> [Aim]:
Gather each line containing the string "validation" from these entries.

::: Stored rows :::

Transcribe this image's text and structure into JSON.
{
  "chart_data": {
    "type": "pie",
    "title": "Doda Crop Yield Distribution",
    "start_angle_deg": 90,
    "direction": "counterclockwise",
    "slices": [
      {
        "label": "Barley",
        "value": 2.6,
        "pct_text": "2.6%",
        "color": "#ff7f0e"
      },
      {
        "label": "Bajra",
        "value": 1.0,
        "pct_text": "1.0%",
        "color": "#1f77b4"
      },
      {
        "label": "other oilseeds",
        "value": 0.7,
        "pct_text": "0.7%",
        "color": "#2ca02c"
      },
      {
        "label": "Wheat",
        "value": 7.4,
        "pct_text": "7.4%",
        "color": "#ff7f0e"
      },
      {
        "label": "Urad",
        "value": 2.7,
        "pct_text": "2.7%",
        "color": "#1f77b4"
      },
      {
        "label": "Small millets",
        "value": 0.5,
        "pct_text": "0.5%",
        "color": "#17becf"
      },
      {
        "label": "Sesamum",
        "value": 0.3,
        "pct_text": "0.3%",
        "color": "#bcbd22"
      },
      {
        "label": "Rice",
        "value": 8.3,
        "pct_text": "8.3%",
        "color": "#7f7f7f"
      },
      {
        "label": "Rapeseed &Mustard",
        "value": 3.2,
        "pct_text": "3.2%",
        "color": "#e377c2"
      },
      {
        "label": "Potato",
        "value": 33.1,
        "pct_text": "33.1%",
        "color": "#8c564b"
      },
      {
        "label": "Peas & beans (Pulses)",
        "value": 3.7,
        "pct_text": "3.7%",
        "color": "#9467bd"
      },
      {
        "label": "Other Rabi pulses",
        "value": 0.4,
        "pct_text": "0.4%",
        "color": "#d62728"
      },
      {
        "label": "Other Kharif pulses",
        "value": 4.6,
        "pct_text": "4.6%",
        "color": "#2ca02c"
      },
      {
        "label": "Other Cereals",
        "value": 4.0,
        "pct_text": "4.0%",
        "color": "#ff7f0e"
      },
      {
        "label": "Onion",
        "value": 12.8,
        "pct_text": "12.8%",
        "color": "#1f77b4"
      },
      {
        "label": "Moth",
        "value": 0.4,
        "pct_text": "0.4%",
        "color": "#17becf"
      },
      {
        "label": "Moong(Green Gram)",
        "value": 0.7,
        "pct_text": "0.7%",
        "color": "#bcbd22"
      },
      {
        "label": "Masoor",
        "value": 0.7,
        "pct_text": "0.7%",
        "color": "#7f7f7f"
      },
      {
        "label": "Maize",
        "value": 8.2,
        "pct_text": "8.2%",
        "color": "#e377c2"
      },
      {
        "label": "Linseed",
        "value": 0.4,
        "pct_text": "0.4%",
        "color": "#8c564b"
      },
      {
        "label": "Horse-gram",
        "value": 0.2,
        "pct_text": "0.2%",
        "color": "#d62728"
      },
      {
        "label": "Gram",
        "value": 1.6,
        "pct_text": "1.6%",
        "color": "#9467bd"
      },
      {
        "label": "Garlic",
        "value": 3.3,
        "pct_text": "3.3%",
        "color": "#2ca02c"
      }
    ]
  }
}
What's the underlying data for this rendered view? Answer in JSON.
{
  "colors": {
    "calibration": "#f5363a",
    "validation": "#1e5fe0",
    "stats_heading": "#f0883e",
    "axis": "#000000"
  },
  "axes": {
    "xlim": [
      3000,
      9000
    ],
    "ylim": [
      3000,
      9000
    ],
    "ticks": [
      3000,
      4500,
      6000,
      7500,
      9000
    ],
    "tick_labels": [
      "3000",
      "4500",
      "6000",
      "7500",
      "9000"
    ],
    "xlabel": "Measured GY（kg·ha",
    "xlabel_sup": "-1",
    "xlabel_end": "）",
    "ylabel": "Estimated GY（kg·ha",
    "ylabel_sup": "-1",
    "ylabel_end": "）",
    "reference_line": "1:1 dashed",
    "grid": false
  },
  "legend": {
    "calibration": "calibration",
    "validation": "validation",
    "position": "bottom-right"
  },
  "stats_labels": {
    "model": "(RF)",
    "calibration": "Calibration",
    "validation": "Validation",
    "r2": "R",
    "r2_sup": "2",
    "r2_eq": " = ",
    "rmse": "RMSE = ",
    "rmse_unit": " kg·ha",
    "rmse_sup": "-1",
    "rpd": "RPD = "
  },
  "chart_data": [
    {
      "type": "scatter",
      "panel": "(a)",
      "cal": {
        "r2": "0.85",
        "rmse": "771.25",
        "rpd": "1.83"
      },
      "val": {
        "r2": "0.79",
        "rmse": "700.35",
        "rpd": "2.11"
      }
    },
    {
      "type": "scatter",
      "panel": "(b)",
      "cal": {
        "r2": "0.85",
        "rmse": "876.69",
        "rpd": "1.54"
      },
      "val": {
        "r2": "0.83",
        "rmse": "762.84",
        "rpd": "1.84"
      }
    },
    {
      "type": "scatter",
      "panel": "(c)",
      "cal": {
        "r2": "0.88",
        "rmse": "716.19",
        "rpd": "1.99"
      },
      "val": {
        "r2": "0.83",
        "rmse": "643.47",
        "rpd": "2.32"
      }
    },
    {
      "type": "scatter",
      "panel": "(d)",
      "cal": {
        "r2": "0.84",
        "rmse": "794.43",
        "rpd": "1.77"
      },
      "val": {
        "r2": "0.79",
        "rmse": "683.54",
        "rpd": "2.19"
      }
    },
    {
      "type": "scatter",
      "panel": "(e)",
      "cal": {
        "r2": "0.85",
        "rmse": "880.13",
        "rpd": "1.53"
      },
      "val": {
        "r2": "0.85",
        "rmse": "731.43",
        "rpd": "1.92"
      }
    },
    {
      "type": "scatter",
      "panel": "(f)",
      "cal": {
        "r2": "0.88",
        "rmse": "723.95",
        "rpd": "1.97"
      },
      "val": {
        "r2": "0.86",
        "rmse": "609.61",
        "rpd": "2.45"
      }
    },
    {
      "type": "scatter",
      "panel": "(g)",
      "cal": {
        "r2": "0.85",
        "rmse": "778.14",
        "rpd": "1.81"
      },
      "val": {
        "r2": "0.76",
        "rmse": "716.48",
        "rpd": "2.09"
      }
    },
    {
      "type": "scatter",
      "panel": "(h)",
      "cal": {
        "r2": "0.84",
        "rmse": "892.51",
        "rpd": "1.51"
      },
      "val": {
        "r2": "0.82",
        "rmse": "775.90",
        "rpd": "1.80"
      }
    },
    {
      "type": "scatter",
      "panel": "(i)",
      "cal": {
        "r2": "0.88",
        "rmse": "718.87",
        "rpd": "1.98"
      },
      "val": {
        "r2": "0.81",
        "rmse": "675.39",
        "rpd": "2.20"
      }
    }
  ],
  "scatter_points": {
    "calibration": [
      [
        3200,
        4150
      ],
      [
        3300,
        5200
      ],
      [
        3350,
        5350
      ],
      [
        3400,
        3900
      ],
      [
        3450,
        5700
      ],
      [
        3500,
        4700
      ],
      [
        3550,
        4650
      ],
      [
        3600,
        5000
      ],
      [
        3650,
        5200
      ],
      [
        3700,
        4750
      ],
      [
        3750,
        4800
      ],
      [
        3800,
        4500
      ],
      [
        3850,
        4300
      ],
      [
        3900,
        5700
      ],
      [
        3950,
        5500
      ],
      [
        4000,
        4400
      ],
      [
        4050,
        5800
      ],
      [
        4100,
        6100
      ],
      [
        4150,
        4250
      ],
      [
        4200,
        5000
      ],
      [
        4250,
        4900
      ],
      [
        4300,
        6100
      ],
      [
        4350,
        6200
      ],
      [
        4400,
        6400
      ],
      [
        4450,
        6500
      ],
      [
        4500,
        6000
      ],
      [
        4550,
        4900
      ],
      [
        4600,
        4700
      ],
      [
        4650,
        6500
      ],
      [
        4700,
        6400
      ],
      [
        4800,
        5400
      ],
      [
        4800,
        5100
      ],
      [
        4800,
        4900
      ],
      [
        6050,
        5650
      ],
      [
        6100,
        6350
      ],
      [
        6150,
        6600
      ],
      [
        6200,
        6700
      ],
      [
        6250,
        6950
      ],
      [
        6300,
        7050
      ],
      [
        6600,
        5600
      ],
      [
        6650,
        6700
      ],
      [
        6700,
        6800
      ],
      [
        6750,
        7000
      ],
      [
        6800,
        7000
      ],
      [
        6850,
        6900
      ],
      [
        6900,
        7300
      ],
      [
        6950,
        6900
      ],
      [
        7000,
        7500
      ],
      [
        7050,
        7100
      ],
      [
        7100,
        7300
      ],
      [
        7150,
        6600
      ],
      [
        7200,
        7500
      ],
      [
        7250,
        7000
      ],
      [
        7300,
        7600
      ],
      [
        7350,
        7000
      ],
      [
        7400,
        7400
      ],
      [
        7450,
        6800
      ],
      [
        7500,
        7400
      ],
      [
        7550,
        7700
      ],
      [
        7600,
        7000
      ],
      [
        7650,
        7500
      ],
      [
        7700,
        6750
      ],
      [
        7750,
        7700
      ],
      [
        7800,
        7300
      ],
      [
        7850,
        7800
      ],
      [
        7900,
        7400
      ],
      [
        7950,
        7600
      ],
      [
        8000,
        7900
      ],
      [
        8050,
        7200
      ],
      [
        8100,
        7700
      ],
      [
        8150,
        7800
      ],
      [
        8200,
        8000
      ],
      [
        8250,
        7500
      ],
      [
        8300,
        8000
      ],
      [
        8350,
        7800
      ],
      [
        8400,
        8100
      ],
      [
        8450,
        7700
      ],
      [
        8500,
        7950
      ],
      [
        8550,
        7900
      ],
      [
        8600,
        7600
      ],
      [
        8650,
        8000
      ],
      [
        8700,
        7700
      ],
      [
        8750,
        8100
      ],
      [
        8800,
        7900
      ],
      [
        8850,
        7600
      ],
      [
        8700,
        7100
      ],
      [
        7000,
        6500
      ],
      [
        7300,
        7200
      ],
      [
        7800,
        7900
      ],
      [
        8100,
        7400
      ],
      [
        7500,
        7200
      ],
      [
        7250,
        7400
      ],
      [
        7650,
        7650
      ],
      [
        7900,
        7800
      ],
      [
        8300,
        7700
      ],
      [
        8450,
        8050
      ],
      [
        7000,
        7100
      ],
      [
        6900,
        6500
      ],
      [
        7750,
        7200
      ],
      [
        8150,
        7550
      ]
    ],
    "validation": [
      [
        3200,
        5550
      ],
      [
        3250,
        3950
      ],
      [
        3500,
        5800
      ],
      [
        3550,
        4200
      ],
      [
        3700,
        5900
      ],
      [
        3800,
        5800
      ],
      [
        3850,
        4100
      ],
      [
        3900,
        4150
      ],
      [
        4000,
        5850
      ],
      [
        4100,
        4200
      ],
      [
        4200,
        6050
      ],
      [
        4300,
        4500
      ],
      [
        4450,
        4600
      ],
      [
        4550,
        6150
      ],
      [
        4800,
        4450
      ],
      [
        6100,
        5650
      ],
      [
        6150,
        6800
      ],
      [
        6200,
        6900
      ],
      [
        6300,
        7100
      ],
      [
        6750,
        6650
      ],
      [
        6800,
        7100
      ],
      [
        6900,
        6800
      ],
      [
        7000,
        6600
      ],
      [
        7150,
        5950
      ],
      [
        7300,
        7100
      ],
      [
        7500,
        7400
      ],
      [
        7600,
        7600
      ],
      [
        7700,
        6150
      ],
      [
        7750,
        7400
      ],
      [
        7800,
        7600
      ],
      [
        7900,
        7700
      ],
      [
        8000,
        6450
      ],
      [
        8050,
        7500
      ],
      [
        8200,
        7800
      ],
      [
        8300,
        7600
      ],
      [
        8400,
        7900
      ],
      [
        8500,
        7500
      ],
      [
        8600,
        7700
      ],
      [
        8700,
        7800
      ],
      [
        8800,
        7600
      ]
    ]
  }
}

:::

> [Answer to the exercise]:
    "validation": "#1e5fe0",
    "validation": "validation",
    "validation": "Validation",
    "validation": [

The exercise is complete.